Task directions: Copy out all lines in the data below containing the string "эришиш".

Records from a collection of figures
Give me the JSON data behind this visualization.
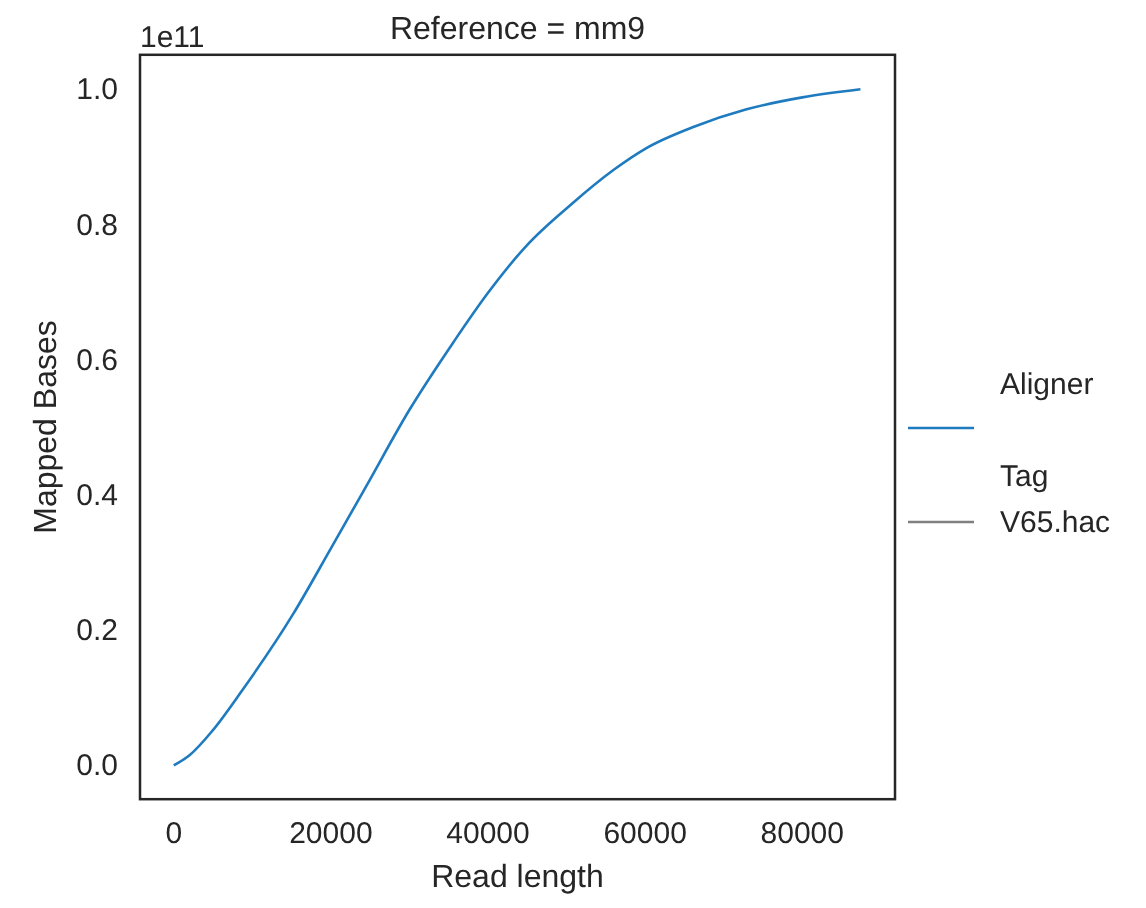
{
  "chart_data": {
    "type": "line",
    "title": "Reference = mm9",
    "xlabel": "Read length",
    "ylabel": "Mapped Bases",
    "legend_title": "Aligner",
    "annotations": [
      "1e11",
      "Tag"
    ],
    "xlim": [
      -4300,
      91800
    ],
    "xticks": [
      0,
      20000,
      40000,
      60000,
      80000
    ],
    "ylim": [
      -0.05,
      1.051
    ],
    "yticks": [
      {
        "value": 0,
        "label": "0.0"
      },
      0.2,
      0.4,
      0.6,
      0.8,
      {
        "value": 1,
        "label": "1.0"
      }
    ],
    "x": [
      0,
      2000,
      4900,
      8650,
      15200,
      20000,
      24500,
      30000,
      35600,
      40000,
      45000,
      50500,
      56000,
      60000,
      66300,
      72800,
      80000,
      87400
    ],
    "series": [
      {
        "name": "V65.hac",
        "color": "#1f7bbf",
        "values": [
          0,
          0.015,
          0.051,
          0.11,
          0.224,
          0.321,
          0.413,
          0.526,
          0.626,
          0.699,
          0.77,
          0.829,
          0.881,
          0.912,
          0.945,
          0.97,
          0.988,
          1.0
        ]
      }
    ],
    "grid": false,
    "legend": "right"
  }
}
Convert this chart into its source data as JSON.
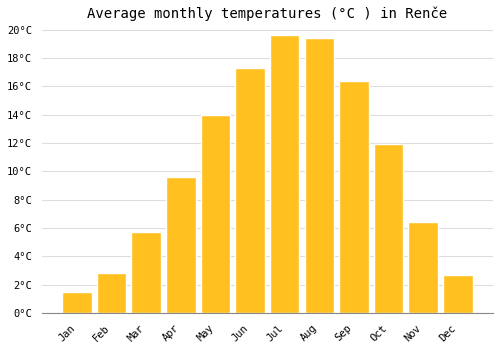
{
  "title": "Average monthly temperatures (°C ) in Renče",
  "months": [
    "Jan",
    "Feb",
    "Mar",
    "Apr",
    "May",
    "Jun",
    "Jul",
    "Aug",
    "Sep",
    "Oct",
    "Nov",
    "Dec"
  ],
  "values": [
    1.5,
    2.8,
    5.7,
    9.6,
    14.0,
    17.3,
    19.6,
    19.4,
    16.4,
    11.9,
    6.4,
    2.7
  ],
  "bar_color": "#FFC020",
  "bar_edge_color": "#FFFFFF",
  "ylim": [
    0,
    20
  ],
  "yticks": [
    0,
    2,
    4,
    6,
    8,
    10,
    12,
    14,
    16,
    18,
    20
  ],
  "background_color": "#FFFFFF",
  "grid_color": "#DDDDDD",
  "title_fontsize": 10,
  "tick_fontsize": 7.5
}
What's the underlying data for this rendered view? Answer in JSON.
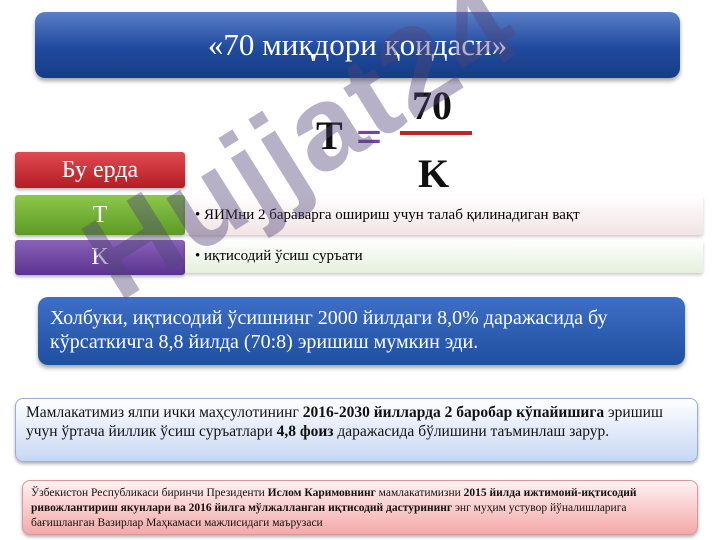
{
  "title": "«70 миқдори қоидаси»",
  "formula": {
    "lhs": "T",
    "eq": "=",
    "numerator": "70",
    "denominator": "K"
  },
  "legend": {
    "header": "Бу ерда",
    "rows": [
      {
        "term": "T",
        "color": "#6aa82c",
        "text": "ЯИМни 2 бараварга ошириш учун талаб қилинадиган вақт"
      },
      {
        "term": "K",
        "color": "#6a3f9a",
        "text": "иқтисодий ўсиш суръати"
      }
    ],
    "header_color": "#c0232b"
  },
  "note_blue": "Холбуки, иқтисодий ўсишнинг 2000 йилдаги 8,0% даражасида бу кўрсаткичга 8,8 йилда (70:8) эришиш мумкин эди.",
  "note_light": {
    "p1": "Мамлакатимиз ялпи ички маҳсулотининг ",
    "b1": "2016-2030 йилларда 2 баробар кўпайишига",
    "p2": " эришиш учун ўртача йиллик ўсиш суръатлари ",
    "b2": "4,8 фоиз",
    "p3": " даражасида бўлишини таъминлаш зарур."
  },
  "source": {
    "p1": "Ўзбекистон Республикаси биринчи Президенти ",
    "b1": "Ислом Каримовнинг",
    "p2": " мамлакатимизни ",
    "b2": "2015 йилда ижтимоий-иқтисодий ривожлантириш якунлари ва 2016 йилга мўлжалланган иқтисодий дастурининг",
    "p3": " энг муҳим устувор йўналишларига бағишланган Вазирлар Маҳкамаси мажлисидаги маърузаси"
  },
  "watermark": "Hujjat24"
}
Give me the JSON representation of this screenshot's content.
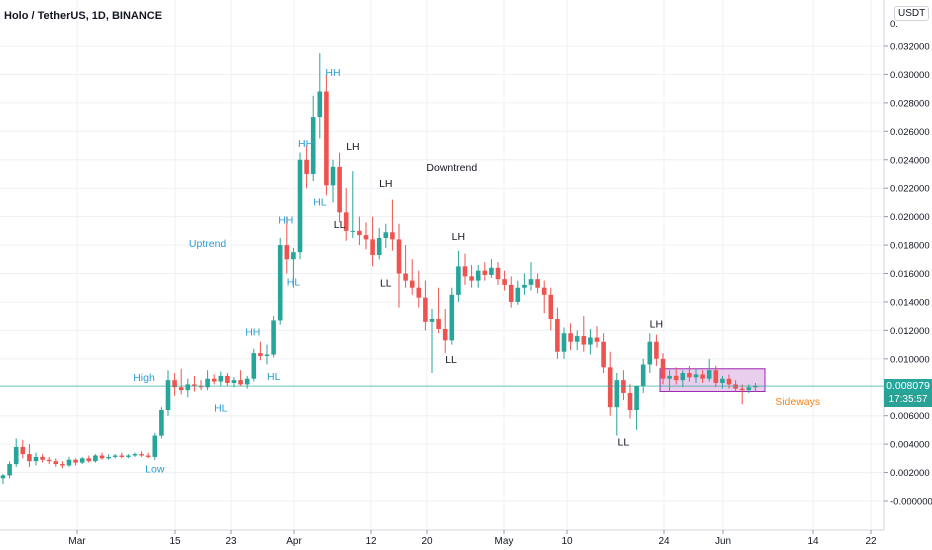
{
  "title": "Holo / TetherUS, 1D, BINANCE",
  "unit_badge": "USDT",
  "last_price": "0.008079",
  "countdown": "17:35:57",
  "colors": {
    "up": "#26a69a",
    "down": "#ef5350",
    "label_blue": "#2b9ed5",
    "label_black": "#131722",
    "label_orange": "#f7841c",
    "box_fill": "#e1bee7",
    "box_stroke": "#9c27b0",
    "price_line": "#26a69a",
    "grid": "#eef0f4"
  },
  "chart_data": {
    "type": "candlestick",
    "y_ticks": [
      "0.032000",
      "0.030000",
      "0.028000",
      "0.026000",
      "0.024000",
      "0.022000",
      "0.020000",
      "0.018000",
      "0.016000",
      "0.014000",
      "0.012000",
      "0.010000",
      "0.006000",
      "0.004000",
      "0.002000",
      "-0.000000"
    ],
    "y_top_tick_visible": "0.",
    "x_ticks": [
      "Mar",
      "15",
      "23",
      "Apr",
      "12",
      "20",
      "May",
      "10",
      "24",
      "Jun",
      "14",
      "22"
    ],
    "ylim": [
      -0.0005,
      0.0335
    ],
    "candles": [
      {
        "o": 0.0016,
        "h": 0.0019,
        "l": 0.0012,
        "c": 0.0018
      },
      {
        "o": 0.0018,
        "h": 0.0028,
        "l": 0.0016,
        "c": 0.0026
      },
      {
        "o": 0.0026,
        "h": 0.0044,
        "l": 0.0024,
        "c": 0.0038
      },
      {
        "o": 0.0038,
        "h": 0.0043,
        "l": 0.003,
        "c": 0.0033
      },
      {
        "o": 0.0033,
        "h": 0.004,
        "l": 0.0024,
        "c": 0.0028
      },
      {
        "o": 0.0028,
        "h": 0.0034,
        "l": 0.0025,
        "c": 0.0031
      },
      {
        "o": 0.0031,
        "h": 0.0033,
        "l": 0.0027,
        "c": 0.0029
      },
      {
        "o": 0.0029,
        "h": 0.0031,
        "l": 0.0026,
        "c": 0.0028
      },
      {
        "o": 0.0028,
        "h": 0.003,
        "l": 0.0024,
        "c": 0.0026
      },
      {
        "o": 0.0026,
        "h": 0.0028,
        "l": 0.0023,
        "c": 0.0025
      },
      {
        "o": 0.0025,
        "h": 0.0031,
        "l": 0.0024,
        "c": 0.0029
      },
      {
        "o": 0.0029,
        "h": 0.003,
        "l": 0.0025,
        "c": 0.0027
      },
      {
        "o": 0.0027,
        "h": 0.0031,
        "l": 0.0026,
        "c": 0.003
      },
      {
        "o": 0.003,
        "h": 0.0032,
        "l": 0.0027,
        "c": 0.0028
      },
      {
        "o": 0.0028,
        "h": 0.0033,
        "l": 0.0027,
        "c": 0.0032
      },
      {
        "o": 0.0032,
        "h": 0.0034,
        "l": 0.0029,
        "c": 0.003
      },
      {
        "o": 0.003,
        "h": 0.0033,
        "l": 0.0029,
        "c": 0.0031
      },
      {
        "o": 0.0031,
        "h": 0.0033,
        "l": 0.003,
        "c": 0.0032
      },
      {
        "o": 0.0032,
        "h": 0.0034,
        "l": 0.003,
        "c": 0.0031
      },
      {
        "o": 0.0031,
        "h": 0.0033,
        "l": 0.003,
        "c": 0.0032
      },
      {
        "o": 0.0032,
        "h": 0.0034,
        "l": 0.0031,
        "c": 0.0033
      },
      {
        "o": 0.0033,
        "h": 0.0035,
        "l": 0.0031,
        "c": 0.0032
      },
      {
        "o": 0.0032,
        "h": 0.0034,
        "l": 0.003,
        "c": 0.0031
      },
      {
        "o": 0.0031,
        "h": 0.0048,
        "l": 0.0029,
        "c": 0.0046
      },
      {
        "o": 0.0046,
        "h": 0.0066,
        "l": 0.0044,
        "c": 0.0064
      },
      {
        "o": 0.0064,
        "h": 0.0092,
        "l": 0.006,
        "c": 0.0085
      },
      {
        "o": 0.0085,
        "h": 0.009,
        "l": 0.0074,
        "c": 0.008
      },
      {
        "o": 0.008,
        "h": 0.0093,
        "l": 0.0075,
        "c": 0.0078
      },
      {
        "o": 0.0078,
        "h": 0.0086,
        "l": 0.0073,
        "c": 0.0082
      },
      {
        "o": 0.0082,
        "h": 0.0088,
        "l": 0.0077,
        "c": 0.0081
      },
      {
        "o": 0.0081,
        "h": 0.0085,
        "l": 0.0078,
        "c": 0.008
      },
      {
        "o": 0.008,
        "h": 0.0092,
        "l": 0.0078,
        "c": 0.0086
      },
      {
        "o": 0.0086,
        "h": 0.0089,
        "l": 0.0082,
        "c": 0.0084
      },
      {
        "o": 0.0084,
        "h": 0.0091,
        "l": 0.0081,
        "c": 0.0088
      },
      {
        "o": 0.0088,
        "h": 0.009,
        "l": 0.0081,
        "c": 0.0083
      },
      {
        "o": 0.0083,
        "h": 0.0087,
        "l": 0.008,
        "c": 0.0085
      },
      {
        "o": 0.0085,
        "h": 0.0092,
        "l": 0.0081,
        "c": 0.0082
      },
      {
        "o": 0.0082,
        "h": 0.0088,
        "l": 0.0079,
        "c": 0.0086
      },
      {
        "o": 0.0086,
        "h": 0.0107,
        "l": 0.0084,
        "c": 0.0104
      },
      {
        "o": 0.0104,
        "h": 0.0112,
        "l": 0.0099,
        "c": 0.0102
      },
      {
        "o": 0.0102,
        "h": 0.011,
        "l": 0.0096,
        "c": 0.0103
      },
      {
        "o": 0.0103,
        "h": 0.013,
        "l": 0.0101,
        "c": 0.0127
      },
      {
        "o": 0.0127,
        "h": 0.0185,
        "l": 0.0124,
        "c": 0.018
      },
      {
        "o": 0.018,
        "h": 0.02,
        "l": 0.016,
        "c": 0.017
      },
      {
        "o": 0.017,
        "h": 0.0178,
        "l": 0.015,
        "c": 0.0175
      },
      {
        "o": 0.0175,
        "h": 0.0245,
        "l": 0.017,
        "c": 0.024
      },
      {
        "o": 0.024,
        "h": 0.025,
        "l": 0.022,
        "c": 0.023
      },
      {
        "o": 0.023,
        "h": 0.0285,
        "l": 0.0225,
        "c": 0.027
      },
      {
        "o": 0.027,
        "h": 0.0315,
        "l": 0.0255,
        "c": 0.0288
      },
      {
        "o": 0.0288,
        "h": 0.03,
        "l": 0.0215,
        "c": 0.0222
      },
      {
        "o": 0.0222,
        "h": 0.024,
        "l": 0.021,
        "c": 0.0235
      },
      {
        "o": 0.0235,
        "h": 0.0245,
        "l": 0.0196,
        "c": 0.0203
      },
      {
        "o": 0.0203,
        "h": 0.022,
        "l": 0.0183,
        "c": 0.019
      },
      {
        "o": 0.019,
        "h": 0.0232,
        "l": 0.0185,
        "c": 0.019
      },
      {
        "o": 0.019,
        "h": 0.02,
        "l": 0.018,
        "c": 0.0187
      },
      {
        "o": 0.0187,
        "h": 0.0196,
        "l": 0.0177,
        "c": 0.0184
      },
      {
        "o": 0.0184,
        "h": 0.02,
        "l": 0.0165,
        "c": 0.0173
      },
      {
        "o": 0.0173,
        "h": 0.0192,
        "l": 0.017,
        "c": 0.0185
      },
      {
        "o": 0.0185,
        "h": 0.0195,
        "l": 0.0178,
        "c": 0.0189
      },
      {
        "o": 0.0189,
        "h": 0.0212,
        "l": 0.0176,
        "c": 0.0184
      },
      {
        "o": 0.0184,
        "h": 0.0195,
        "l": 0.0136,
        "c": 0.016
      },
      {
        "o": 0.016,
        "h": 0.018,
        "l": 0.015,
        "c": 0.0155
      },
      {
        "o": 0.0155,
        "h": 0.017,
        "l": 0.0145,
        "c": 0.015
      },
      {
        "o": 0.015,
        "h": 0.0162,
        "l": 0.0136,
        "c": 0.0143
      },
      {
        "o": 0.0143,
        "h": 0.0155,
        "l": 0.012,
        "c": 0.0126
      },
      {
        "o": 0.0126,
        "h": 0.0135,
        "l": 0.009,
        "c": 0.0128
      },
      {
        "o": 0.0128,
        "h": 0.015,
        "l": 0.0118,
        "c": 0.0121
      },
      {
        "o": 0.0121,
        "h": 0.0135,
        "l": 0.0104,
        "c": 0.0113
      },
      {
        "o": 0.0113,
        "h": 0.015,
        "l": 0.011,
        "c": 0.0145
      },
      {
        "o": 0.0145,
        "h": 0.0176,
        "l": 0.014,
        "c": 0.0165
      },
      {
        "o": 0.0165,
        "h": 0.0174,
        "l": 0.0152,
        "c": 0.0158
      },
      {
        "o": 0.0158,
        "h": 0.0166,
        "l": 0.015,
        "c": 0.0155
      },
      {
        "o": 0.0155,
        "h": 0.0166,
        "l": 0.015,
        "c": 0.0162
      },
      {
        "o": 0.0162,
        "h": 0.0168,
        "l": 0.0155,
        "c": 0.0159
      },
      {
        "o": 0.0159,
        "h": 0.017,
        "l": 0.0157,
        "c": 0.0164
      },
      {
        "o": 0.0164,
        "h": 0.0168,
        "l": 0.0152,
        "c": 0.0156
      },
      {
        "o": 0.0156,
        "h": 0.0162,
        "l": 0.0148,
        "c": 0.0152
      },
      {
        "o": 0.0152,
        "h": 0.0158,
        "l": 0.0136,
        "c": 0.014
      },
      {
        "o": 0.014,
        "h": 0.0155,
        "l": 0.0138,
        "c": 0.015
      },
      {
        "o": 0.015,
        "h": 0.016,
        "l": 0.0145,
        "c": 0.0152
      },
      {
        "o": 0.0152,
        "h": 0.0168,
        "l": 0.0148,
        "c": 0.0156
      },
      {
        "o": 0.0156,
        "h": 0.016,
        "l": 0.0146,
        "c": 0.015
      },
      {
        "o": 0.015,
        "h": 0.0155,
        "l": 0.0132,
        "c": 0.0145
      },
      {
        "o": 0.0145,
        "h": 0.015,
        "l": 0.012,
        "c": 0.0128
      },
      {
        "o": 0.0128,
        "h": 0.0136,
        "l": 0.01,
        "c": 0.0105
      },
      {
        "o": 0.0105,
        "h": 0.0122,
        "l": 0.01,
        "c": 0.0118
      },
      {
        "o": 0.0118,
        "h": 0.0125,
        "l": 0.0106,
        "c": 0.0112
      },
      {
        "o": 0.0112,
        "h": 0.012,
        "l": 0.0106,
        "c": 0.0116
      },
      {
        "o": 0.0116,
        "h": 0.013,
        "l": 0.0105,
        "c": 0.011
      },
      {
        "o": 0.011,
        "h": 0.0121,
        "l": 0.0103,
        "c": 0.0115
      },
      {
        "o": 0.0115,
        "h": 0.0123,
        "l": 0.0108,
        "c": 0.0112
      },
      {
        "o": 0.0112,
        "h": 0.0118,
        "l": 0.009,
        "c": 0.0094
      },
      {
        "o": 0.0094,
        "h": 0.0105,
        "l": 0.006,
        "c": 0.0066
      },
      {
        "o": 0.0066,
        "h": 0.009,
        "l": 0.0046,
        "c": 0.0085
      },
      {
        "o": 0.0085,
        "h": 0.0092,
        "l": 0.0071,
        "c": 0.0076
      },
      {
        "o": 0.0076,
        "h": 0.0082,
        "l": 0.0058,
        "c": 0.0064
      },
      {
        "o": 0.0064,
        "h": 0.008,
        "l": 0.005,
        "c": 0.0081
      },
      {
        "o": 0.0081,
        "h": 0.01,
        "l": 0.0076,
        "c": 0.0096
      },
      {
        "o": 0.0096,
        "h": 0.0118,
        "l": 0.009,
        "c": 0.0112
      },
      {
        "o": 0.0112,
        "h": 0.0117,
        "l": 0.0095,
        "c": 0.01
      },
      {
        "o": 0.01,
        "h": 0.0104,
        "l": 0.0082,
        "c": 0.0086
      },
      {
        "o": 0.0086,
        "h": 0.0092,
        "l": 0.0077,
        "c": 0.0088
      },
      {
        "o": 0.0088,
        "h": 0.0094,
        "l": 0.0082,
        "c": 0.0085
      },
      {
        "o": 0.0085,
        "h": 0.0092,
        "l": 0.008,
        "c": 0.009
      },
      {
        "o": 0.009,
        "h": 0.0095,
        "l": 0.0084,
        "c": 0.0087
      },
      {
        "o": 0.0087,
        "h": 0.0093,
        "l": 0.0083,
        "c": 0.0089
      },
      {
        "o": 0.0089,
        "h": 0.0092,
        "l": 0.0083,
        "c": 0.0086
      },
      {
        "o": 0.0086,
        "h": 0.01,
        "l": 0.0084,
        "c": 0.0092
      },
      {
        "o": 0.0092,
        "h": 0.0095,
        "l": 0.008,
        "c": 0.0083
      },
      {
        "o": 0.0083,
        "h": 0.0088,
        "l": 0.0079,
        "c": 0.0086
      },
      {
        "o": 0.0086,
        "h": 0.0089,
        "l": 0.0079,
        "c": 0.0082
      },
      {
        "o": 0.0082,
        "h": 0.0085,
        "l": 0.0077,
        "c": 0.0079
      },
      {
        "o": 0.0079,
        "h": 0.0082,
        "l": 0.0068,
        "c": 0.0078
      },
      {
        "o": 0.0078,
        "h": 0.0082,
        "l": 0.0076,
        "c": 0.008
      },
      {
        "o": 0.008,
        "h": 0.0083,
        "l": 0.0077,
        "c": 0.0081
      }
    ],
    "annotations": [
      {
        "text": "High",
        "i": 23,
        "y": 0.00845,
        "color": "label_blue",
        "anchor": "end"
      },
      {
        "text": "Low",
        "i": 23,
        "y": 0.002,
        "color": "label_blue",
        "anchor": "middle"
      },
      {
        "text": "HL",
        "i": 33,
        "y": 0.0063,
        "color": "label_blue",
        "anchor": "middle"
      },
      {
        "text": "HH",
        "i": 39,
        "y": 0.01165,
        "color": "label_blue",
        "anchor": "end"
      },
      {
        "text": "HL",
        "i": 40,
        "y": 0.0085,
        "color": "label_blue",
        "anchor": "start"
      },
      {
        "text": "Uptrend",
        "i": 31,
        "y": 0.01785,
        "color": "label_blue",
        "anchor": "middle"
      },
      {
        "text": "HH",
        "i": 44,
        "y": 0.0195,
        "color": "label_blue",
        "anchor": "end"
      },
      {
        "text": "HL",
        "i": 43,
        "y": 0.01515,
        "color": "label_blue",
        "anchor": "start"
      },
      {
        "text": "HH",
        "i": 47,
        "y": 0.0249,
        "color": "label_blue",
        "anchor": "end"
      },
      {
        "text": "HL",
        "i": 47,
        "y": 0.0208,
        "color": "label_blue",
        "anchor": "start"
      },
      {
        "text": "HH",
        "i": 50,
        "y": 0.0299,
        "color": "label_blue",
        "anchor": "middle"
      },
      {
        "text": "LH",
        "i": 52,
        "y": 0.0247,
        "color": "label_black",
        "anchor": "start"
      },
      {
        "text": "LL",
        "i": 51,
        "y": 0.0192,
        "color": "label_black",
        "anchor": "middle"
      },
      {
        "text": "LH",
        "i": 58,
        "y": 0.0221,
        "color": "label_black",
        "anchor": "middle"
      },
      {
        "text": "LL",
        "i": 58,
        "y": 0.0151,
        "color": "label_black",
        "anchor": "middle"
      },
      {
        "text": "Downtrend",
        "i": 68,
        "y": 0.0232,
        "color": "label_black",
        "anchor": "middle"
      },
      {
        "text": "LH",
        "i": 69,
        "y": 0.01835,
        "color": "label_black",
        "anchor": "middle"
      },
      {
        "text": "LL",
        "i": 67,
        "y": 0.0097,
        "color": "label_black",
        "anchor": "start"
      },
      {
        "text": "LH",
        "i": 99,
        "y": 0.0122,
        "color": "label_black",
        "anchor": "middle"
      },
      {
        "text": "LL",
        "i": 94,
        "y": 0.0039,
        "color": "label_black",
        "anchor": "middle"
      },
      {
        "text": "Sideways",
        "i": 117,
        "y": 0.00675,
        "color": "label_orange",
        "anchor": "start"
      }
    ],
    "sideways_box": {
      "i0": 100,
      "i1": 115,
      "y_low": 0.0077,
      "y_high": 0.0093
    }
  }
}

Problem solution:
  "note_blue": "Холбуки, иқтисодий ўсишнинг 2000 йилдаги 8,0% даражасида бу кўрсаткичга 8,8 йилда (70:8) эришиш мумкин эди.",
    "p2": " эришиш учун ўртача йиллик ўсиш суръатлари ",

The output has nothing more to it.